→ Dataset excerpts
## BEGIN

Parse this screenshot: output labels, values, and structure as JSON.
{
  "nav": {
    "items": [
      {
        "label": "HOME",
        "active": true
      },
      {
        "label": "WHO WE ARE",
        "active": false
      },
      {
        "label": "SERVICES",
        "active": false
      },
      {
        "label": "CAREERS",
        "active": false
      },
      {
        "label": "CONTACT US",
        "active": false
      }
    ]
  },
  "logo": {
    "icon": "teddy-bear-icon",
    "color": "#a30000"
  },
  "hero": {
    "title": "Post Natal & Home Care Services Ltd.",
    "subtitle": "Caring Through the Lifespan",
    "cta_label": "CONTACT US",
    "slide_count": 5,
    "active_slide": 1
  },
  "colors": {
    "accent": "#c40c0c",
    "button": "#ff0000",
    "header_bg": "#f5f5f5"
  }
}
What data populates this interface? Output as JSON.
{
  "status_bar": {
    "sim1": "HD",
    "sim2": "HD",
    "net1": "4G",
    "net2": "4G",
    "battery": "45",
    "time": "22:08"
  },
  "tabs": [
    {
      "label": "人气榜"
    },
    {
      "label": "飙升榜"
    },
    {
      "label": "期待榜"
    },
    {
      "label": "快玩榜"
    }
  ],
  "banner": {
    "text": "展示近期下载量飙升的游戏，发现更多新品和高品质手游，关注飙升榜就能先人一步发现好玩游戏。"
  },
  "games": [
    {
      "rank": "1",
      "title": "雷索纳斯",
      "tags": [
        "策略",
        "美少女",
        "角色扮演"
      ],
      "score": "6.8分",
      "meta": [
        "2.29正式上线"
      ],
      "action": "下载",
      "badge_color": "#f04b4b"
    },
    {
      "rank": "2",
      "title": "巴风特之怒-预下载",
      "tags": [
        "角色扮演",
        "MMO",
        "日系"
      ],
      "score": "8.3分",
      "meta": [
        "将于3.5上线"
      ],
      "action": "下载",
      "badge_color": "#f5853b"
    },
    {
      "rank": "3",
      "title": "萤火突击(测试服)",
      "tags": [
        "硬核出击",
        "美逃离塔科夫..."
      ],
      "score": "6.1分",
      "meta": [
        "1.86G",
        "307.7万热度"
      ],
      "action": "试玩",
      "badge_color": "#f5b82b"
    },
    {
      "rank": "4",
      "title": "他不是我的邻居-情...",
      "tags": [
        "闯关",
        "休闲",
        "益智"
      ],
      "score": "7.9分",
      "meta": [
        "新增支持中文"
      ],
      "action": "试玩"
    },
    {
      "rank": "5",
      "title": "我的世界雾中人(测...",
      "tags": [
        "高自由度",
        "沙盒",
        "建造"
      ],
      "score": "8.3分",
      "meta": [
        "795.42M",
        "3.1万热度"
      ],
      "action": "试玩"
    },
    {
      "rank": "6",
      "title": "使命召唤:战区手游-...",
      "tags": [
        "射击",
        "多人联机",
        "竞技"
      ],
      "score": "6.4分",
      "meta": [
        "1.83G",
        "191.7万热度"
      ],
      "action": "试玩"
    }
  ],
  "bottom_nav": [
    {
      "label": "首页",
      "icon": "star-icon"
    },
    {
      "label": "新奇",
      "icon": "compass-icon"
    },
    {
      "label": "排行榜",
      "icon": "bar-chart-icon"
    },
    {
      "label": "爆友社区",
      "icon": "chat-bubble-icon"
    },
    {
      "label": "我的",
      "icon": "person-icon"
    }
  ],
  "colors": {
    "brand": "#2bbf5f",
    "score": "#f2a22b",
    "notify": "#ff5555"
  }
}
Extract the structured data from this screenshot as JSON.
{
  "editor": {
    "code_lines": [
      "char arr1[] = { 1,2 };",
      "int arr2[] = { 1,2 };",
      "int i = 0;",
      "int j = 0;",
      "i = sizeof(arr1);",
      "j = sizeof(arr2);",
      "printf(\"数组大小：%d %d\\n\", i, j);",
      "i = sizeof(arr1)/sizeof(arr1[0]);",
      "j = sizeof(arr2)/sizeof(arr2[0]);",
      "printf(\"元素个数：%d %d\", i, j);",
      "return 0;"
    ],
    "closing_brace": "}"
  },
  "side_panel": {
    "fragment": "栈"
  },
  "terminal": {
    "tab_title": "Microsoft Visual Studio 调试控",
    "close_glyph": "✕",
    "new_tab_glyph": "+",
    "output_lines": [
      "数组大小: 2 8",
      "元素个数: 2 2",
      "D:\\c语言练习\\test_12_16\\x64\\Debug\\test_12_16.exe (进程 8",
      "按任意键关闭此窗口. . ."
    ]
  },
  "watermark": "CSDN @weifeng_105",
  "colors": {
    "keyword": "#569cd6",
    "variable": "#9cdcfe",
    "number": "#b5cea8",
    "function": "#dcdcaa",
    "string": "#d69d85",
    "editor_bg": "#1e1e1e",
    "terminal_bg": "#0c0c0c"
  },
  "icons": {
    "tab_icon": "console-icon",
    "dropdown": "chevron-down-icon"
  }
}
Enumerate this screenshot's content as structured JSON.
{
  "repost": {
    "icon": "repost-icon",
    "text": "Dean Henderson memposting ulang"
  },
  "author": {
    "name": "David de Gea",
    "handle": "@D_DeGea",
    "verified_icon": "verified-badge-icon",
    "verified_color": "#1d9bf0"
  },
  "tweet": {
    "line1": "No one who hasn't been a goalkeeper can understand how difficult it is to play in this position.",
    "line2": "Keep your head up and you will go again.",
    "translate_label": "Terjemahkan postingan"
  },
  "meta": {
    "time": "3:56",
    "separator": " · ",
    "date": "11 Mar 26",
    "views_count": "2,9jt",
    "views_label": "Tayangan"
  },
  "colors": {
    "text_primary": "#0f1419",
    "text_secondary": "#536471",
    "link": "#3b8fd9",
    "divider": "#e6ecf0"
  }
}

## END

Give back all the records exactly as they stand.

→ Solution below
Parse this screenshot: output labels, values, and structure as JSON.
{
  "nav": {
    "items": [
      {
        "label": "HOME",
        "active": true
      },
      {
        "label": "WHO WE ARE",
        "active": false
      },
      {
        "label": "SERVICES",
        "active": false
      },
      {
        "label": "CAREERS",
        "active": false
      },
      {
        "label": "CONTACT US",
        "active": false
      }
    ]
  },
  "logo": {
    "icon": "teddy-bear-icon",
    "color": "#a30000"
  },
  "hero": {
    "title": "Post Natal & Home Care Services Ltd.",
    "subtitle": "Caring Through the Lifespan",
    "cta_label": "CONTACT US",
    "slide_count": 5,
    "active_slide": 1
  },
  "colors": {
    "accent": "#c40c0c",
    "button": "#ff0000",
    "header_bg": "#f5f5f5"
  }
}
What data populates this interface? Output as JSON.
{
  "status_bar": {
    "sim1": "HD",
    "sim2": "HD",
    "net1": "4G",
    "net2": "4G",
    "battery": "45",
    "time": "22:08"
  },
  "tabs": [
    {
      "label": "人气榜"
    },
    {
      "label": "飙升榜"
    },
    {
      "label": "期待榜"
    },
    {
      "label": "快玩榜"
    }
  ],
  "banner": {
    "text": "展示近期下载量飙升的游戏，发现更多新品和高品质手游，关注飙升榜就能先人一步发现好玩游戏。"
  },
  "games": [
    {
      "rank": "1",
      "title": "雷索纳斯",
      "tags": [
        "策略",
        "美少女",
        "角色扮演"
      ],
      "score": "6.8分",
      "meta": [
        "2.29正式上线"
      ],
      "action": "下载",
      "badge_color": "#f04b4b"
    },
    {
      "rank": "2",
      "title": "巴风特之怒-预下载",
      "tags": [
        "角色扮演",
        "MMO",
        "日系"
      ],
      "score": "8.3分",
      "meta": [
        "将于3.5上线"
      ],
      "action": "下载",
      "badge_color": "#f5853b"
    },
    {
      "rank": "3",
      "title": "萤火突击(测试服)",
      "tags": [
        "硬核出击",
        "美逃离塔科夫..."
      ],
      "score": "6.1分",
      "meta": [
        "1.86G",
        "307.7万热度"
      ],
      "action": "试玩",
      "badge_color": "#f5b82b"
    },
    {
      "rank": "4",
      "title": "他不是我的邻居-情...",
      "tags": [
        "闯关",
        "休闲",
        "益智"
      ],
      "score": "7.9分",
      "meta": [
        "新增支持中文"
      ],
      "action": "试玩"
    },
    {
      "rank": "5",
      "title": "我的世界雾中人(测...",
      "tags": [
        "高自由度",
        "沙盒",
        "建造"
      ],
      "score": "8.3分",
      "meta": [
        "795.42M",
        "3.1万热度"
      ],
      "action": "试玩"
    },
    {
      "rank": "6",
      "title": "使命召唤:战区手游-...",
      "tags": [
        "射击",
        "多人联机",
        "竞技"
      ],
      "score": "6.4分",
      "meta": [
        "1.83G",
        "191.7万热度"
      ],
      "action": "试玩"
    }
  ],
  "bottom_nav": [
    {
      "label": "首页",
      "icon": "star-icon"
    },
    {
      "label": "新奇",
      "icon": "compass-icon"
    },
    {
      "label": "排行榜",
      "icon": "bar-chart-icon"
    },
    {
      "label": "爆友社区",
      "icon": "chat-bubble-icon"
    },
    {
      "label": "我的",
      "icon": "person-icon"
    }
  ],
  "colors": {
    "brand": "#2bbf5f",
    "score": "#f2a22b",
    "notify": "#ff5555"
  }
}
Extract the structured data from this screenshot as JSON.
{
  "editor": {
    "code_lines": [
      "char arr1[] = { 1,2 };",
      "int arr2[] = { 1,2 };",
      "int i = 0;",
      "int j = 0;",
      "i = sizeof(arr1);",
      "j = sizeof(arr2);",
      "printf(\"数组大小：%d %d\\n\", i, j);",
      "i = sizeof(arr1)/sizeof(arr1[0]);",
      "j = sizeof(arr2)/sizeof(arr2[0]);",
      "printf(\"元素个数：%d %d\", i, j);",
      "return 0;"
    ],
    "closing_brace": "}"
  },
  "side_panel": {
    "fragment": "栈"
  },
  "terminal": {
    "tab_title": "Microsoft Visual Studio 调试控",
    "close_glyph": "✕",
    "new_tab_glyph": "+",
    "output_lines": [
      "数组大小: 2 8",
      "元素个数: 2 2",
      "D:\\c语言练习\\test_12_16\\x64\\Debug\\test_12_16.exe (进程 8",
      "按任意键关闭此窗口. . ."
    ]
  },
  "watermark": "CSDN @weifeng_105",
  "colors": {
    "keyword": "#569cd6",
    "variable": "#9cdcfe",
    "number": "#b5cea8",
    "function": "#dcdcaa",
    "string": "#d69d85",
    "editor_bg": "#1e1e1e",
    "terminal_bg": "#0c0c0c"
  },
  "icons": {
    "tab_icon": "console-icon",
    "dropdown": "chevron-down-icon"
  }
}
Enumerate this screenshot's content as structured JSON.
{
  "repost": {
    "icon": "repost-icon",
    "text": "Dean Henderson memposting ulang"
  },
  "author": {
    "name": "David de Gea",
    "handle": "@D_DeGea",
    "verified_icon": "verified-badge-icon",
    "verified_color": "#1d9bf0"
  },
  "tweet": {
    "line1": "No one who hasn't been a goalkeeper can understand how difficult it is to play in this position.",
    "line2": "Keep your head up and you will go again.",
    "translate_label": "Terjemahkan postingan"
  },
  "meta": {
    "time": "3:56",
    "separator": " · ",
    "date": "11 Mar 26",
    "views_count": "2,9jt",
    "views_label": "Tayangan"
  },
  "colors": {
    "text_primary": "#0f1419",
    "text_secondary": "#536471",
    "link": "#3b8fd9",
    "divider": "#e6ecf0"
  }
}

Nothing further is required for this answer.